DIRECTIONS FOR THIS TASK: Reproduce the listing below word for word, leaving out the pictures.

ENTRIES:

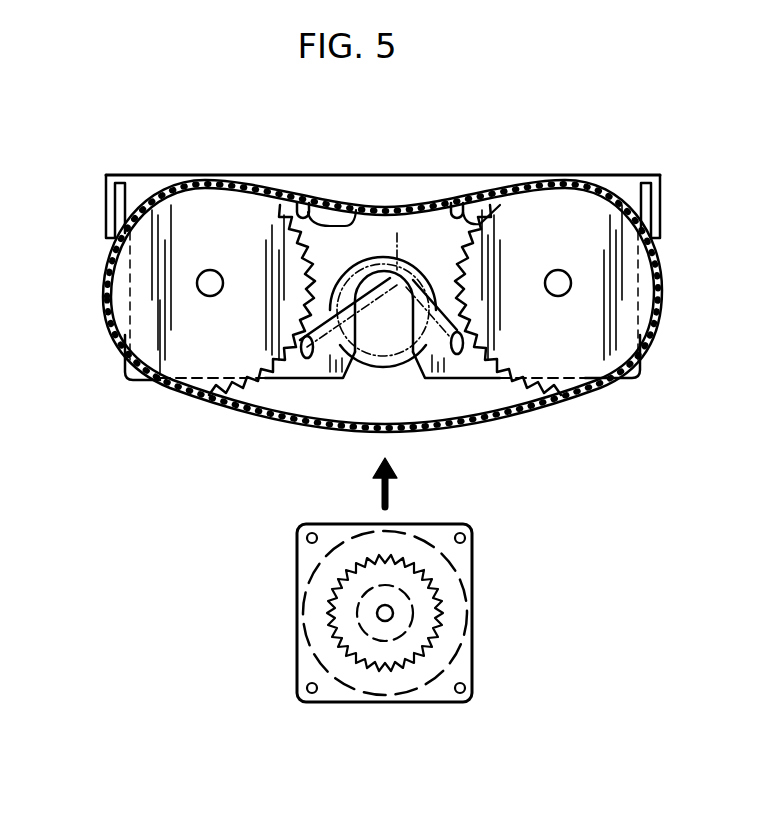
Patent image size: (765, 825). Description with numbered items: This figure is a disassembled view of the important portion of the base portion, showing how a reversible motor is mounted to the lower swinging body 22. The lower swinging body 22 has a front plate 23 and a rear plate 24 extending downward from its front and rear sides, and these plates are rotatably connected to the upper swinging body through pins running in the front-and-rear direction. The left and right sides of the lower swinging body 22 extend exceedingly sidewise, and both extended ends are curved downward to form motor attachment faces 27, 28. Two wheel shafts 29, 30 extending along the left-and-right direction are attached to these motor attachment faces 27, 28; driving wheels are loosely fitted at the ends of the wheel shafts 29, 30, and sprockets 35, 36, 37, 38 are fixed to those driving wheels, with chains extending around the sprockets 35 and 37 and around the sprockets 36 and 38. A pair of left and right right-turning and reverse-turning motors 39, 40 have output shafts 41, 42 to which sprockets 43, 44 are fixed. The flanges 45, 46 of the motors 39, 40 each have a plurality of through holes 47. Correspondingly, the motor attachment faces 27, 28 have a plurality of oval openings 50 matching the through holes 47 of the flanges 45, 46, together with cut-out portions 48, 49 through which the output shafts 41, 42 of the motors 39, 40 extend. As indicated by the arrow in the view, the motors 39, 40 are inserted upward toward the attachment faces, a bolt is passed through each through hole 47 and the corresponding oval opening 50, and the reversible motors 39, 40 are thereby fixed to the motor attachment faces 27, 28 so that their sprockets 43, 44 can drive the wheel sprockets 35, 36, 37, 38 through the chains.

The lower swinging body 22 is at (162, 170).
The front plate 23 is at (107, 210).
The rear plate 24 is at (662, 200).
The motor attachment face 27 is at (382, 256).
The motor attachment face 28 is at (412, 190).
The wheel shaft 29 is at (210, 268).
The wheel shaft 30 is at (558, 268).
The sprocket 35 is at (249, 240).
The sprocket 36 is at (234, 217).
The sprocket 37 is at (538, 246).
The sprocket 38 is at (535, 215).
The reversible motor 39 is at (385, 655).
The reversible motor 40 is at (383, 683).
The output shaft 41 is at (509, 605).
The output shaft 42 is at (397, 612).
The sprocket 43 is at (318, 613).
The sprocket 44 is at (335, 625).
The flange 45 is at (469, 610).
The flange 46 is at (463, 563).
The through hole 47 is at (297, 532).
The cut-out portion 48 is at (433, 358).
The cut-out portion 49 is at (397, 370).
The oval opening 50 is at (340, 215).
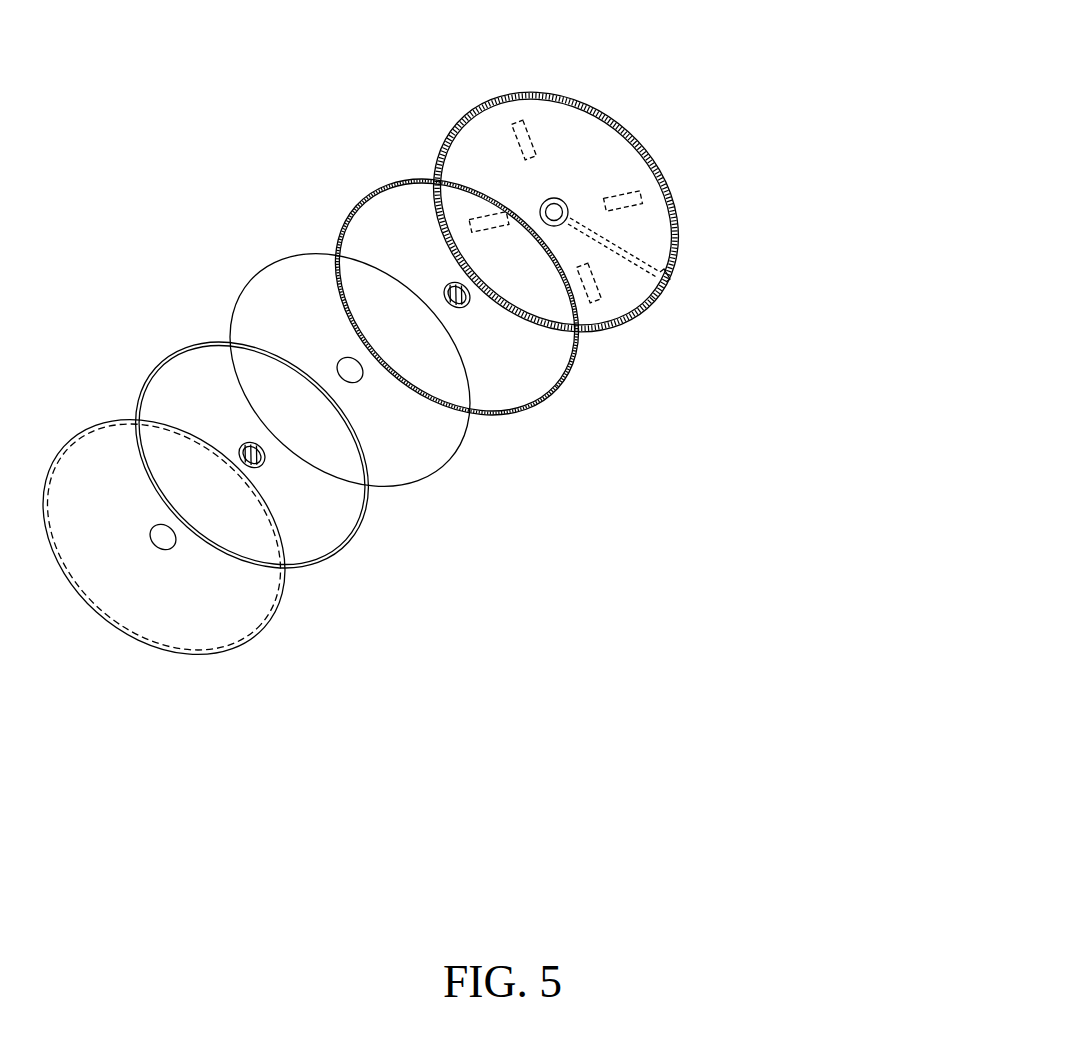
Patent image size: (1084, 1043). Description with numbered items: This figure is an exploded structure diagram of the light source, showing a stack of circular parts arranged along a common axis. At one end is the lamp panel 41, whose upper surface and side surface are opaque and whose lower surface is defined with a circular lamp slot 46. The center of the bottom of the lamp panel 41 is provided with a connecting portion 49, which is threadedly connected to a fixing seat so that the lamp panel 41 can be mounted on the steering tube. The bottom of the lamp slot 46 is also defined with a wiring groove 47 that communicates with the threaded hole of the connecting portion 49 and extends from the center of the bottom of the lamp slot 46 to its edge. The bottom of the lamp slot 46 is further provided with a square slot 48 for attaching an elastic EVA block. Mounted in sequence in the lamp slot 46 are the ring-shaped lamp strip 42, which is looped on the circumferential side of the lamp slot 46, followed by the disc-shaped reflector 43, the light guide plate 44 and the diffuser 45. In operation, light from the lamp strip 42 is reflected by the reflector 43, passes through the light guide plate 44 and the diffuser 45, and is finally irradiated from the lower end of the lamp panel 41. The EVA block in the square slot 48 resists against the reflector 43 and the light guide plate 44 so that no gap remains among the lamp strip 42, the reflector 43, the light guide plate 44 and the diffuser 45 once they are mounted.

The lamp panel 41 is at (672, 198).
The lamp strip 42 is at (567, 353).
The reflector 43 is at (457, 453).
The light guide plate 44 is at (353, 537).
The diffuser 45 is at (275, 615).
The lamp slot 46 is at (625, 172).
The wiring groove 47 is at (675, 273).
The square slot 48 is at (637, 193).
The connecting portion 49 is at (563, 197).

RESPONSE BELOW:
Patent image size: (765, 825). Description with numbered items: This figure is a disassembled view of the important portion of the base portion, showing how a reversible motor is mounted to the lower swinging body 22. The lower swinging body 22 has a front plate 23 and a rear plate 24 extending downward from its front and rear sides, and these plates are rotatably connected to the upper swinging body through pins running in the front-and-rear direction. The left and right sides of the lower swinging body 22 extend exceedingly sidewise, and both extended ends are curved downward to form motor attachment faces 27, 28. Two wheel shafts 29, 30 extending along the left-and-right direction are attached to these motor attachment faces 27, 28; driving wheels are loosely fitted at the ends of the wheel shafts 29, 30, and sprockets 35, 36, 37, 38 are fixed to those driving wheels, with chains extending around the sprockets 35 and 37 and around the sprockets 36 and 38. A pair of left and right right-turning and reverse-turning motors 39, 40 have output shafts 41, 42 to which sprockets 43, 44 are fixed. The flanges 45, 46 of the motors 39, 40 each have a plurality of through holes 47. Correspondingly, the motor attachment faces 27, 28 have a plurality of oval openings 50 matching the through holes 47 of the flanges 45, 46, together with cut-out portions 48, 49 through which the output shafts 41, 42 of the motors 39, 40 extend. As indicated by the arrow in the view, the motors 39, 40 are inserted upward toward the attachment faces, a bolt is passed through each through hole 47 and the corresponding oval opening 50, and the reversible motors 39, 40 are thereby fixed to the motor attachment faces 27, 28 so that their sprockets 43, 44 can drive the wheel sprockets 35, 36, 37, 38 through the chains.

The lower swinging body 22 is at (162, 170).
The front plate 23 is at (107, 210).
The rear plate 24 is at (662, 200).
The motor attachment face 27 is at (382, 256).
The motor attachment face 28 is at (412, 190).
The wheel shaft 29 is at (210, 268).
The wheel shaft 30 is at (558, 268).
The sprocket 35 is at (249, 240).
The sprocket 36 is at (234, 217).
The sprocket 37 is at (538, 246).
The sprocket 38 is at (535, 215).
The reversible motor 39 is at (385, 655).
The reversible motor 40 is at (383, 683).
The output shaft 41 is at (509, 605).
The output shaft 42 is at (397, 612).
The sprocket 43 is at (318, 613).
The sprocket 44 is at (335, 625).
The flange 45 is at (469, 610).
The flange 46 is at (463, 563).
The through hole 47 is at (297, 532).
The cut-out portion 48 is at (433, 358).
The cut-out portion 49 is at (397, 370).
The oval opening 50 is at (340, 215).
Patent image size: (1084, 1043). Description with numbered items: This figure is an exploded structure diagram of the light source, showing a stack of circular parts arranged along a common axis. At one end is the lamp panel 41, whose upper surface and side surface are opaque and whose lower surface is defined with a circular lamp slot 46. The center of the bottom of the lamp panel 41 is provided with a connecting portion 49, which is threadedly connected to a fixing seat so that the lamp panel 41 can be mounted on the steering tube. The bottom of the lamp slot 46 is also defined with a wiring groove 47 that communicates with the threaded hole of the connecting portion 49 and extends from the center of the bottom of the lamp slot 46 to its edge. The bottom of the lamp slot 46 is further provided with a square slot 48 for attaching an elastic EVA block. Mounted in sequence in the lamp slot 46 are the ring-shaped lamp strip 42, which is looped on the circumferential side of the lamp slot 46, followed by the disc-shaped reflector 43, the light guide plate 44 and the diffuser 45. In operation, light from the lamp strip 42 is reflected by the reflector 43, passes through the light guide plate 44 and the diffuser 45, and is finally irradiated from the lower end of the lamp panel 41. The EVA block in the square slot 48 resists against the reflector 43 and the light guide plate 44 so that no gap remains among the lamp strip 42, the reflector 43, the light guide plate 44 and the diffuser 45 once they are mounted.

The lamp panel 41 is at (672, 198).
The lamp strip 42 is at (567, 353).
The reflector 43 is at (457, 453).
The light guide plate 44 is at (353, 537).
The diffuser 45 is at (275, 615).
The lamp slot 46 is at (625, 172).
The wiring groove 47 is at (675, 273).
The square slot 48 is at (637, 193).
The connecting portion 49 is at (563, 197).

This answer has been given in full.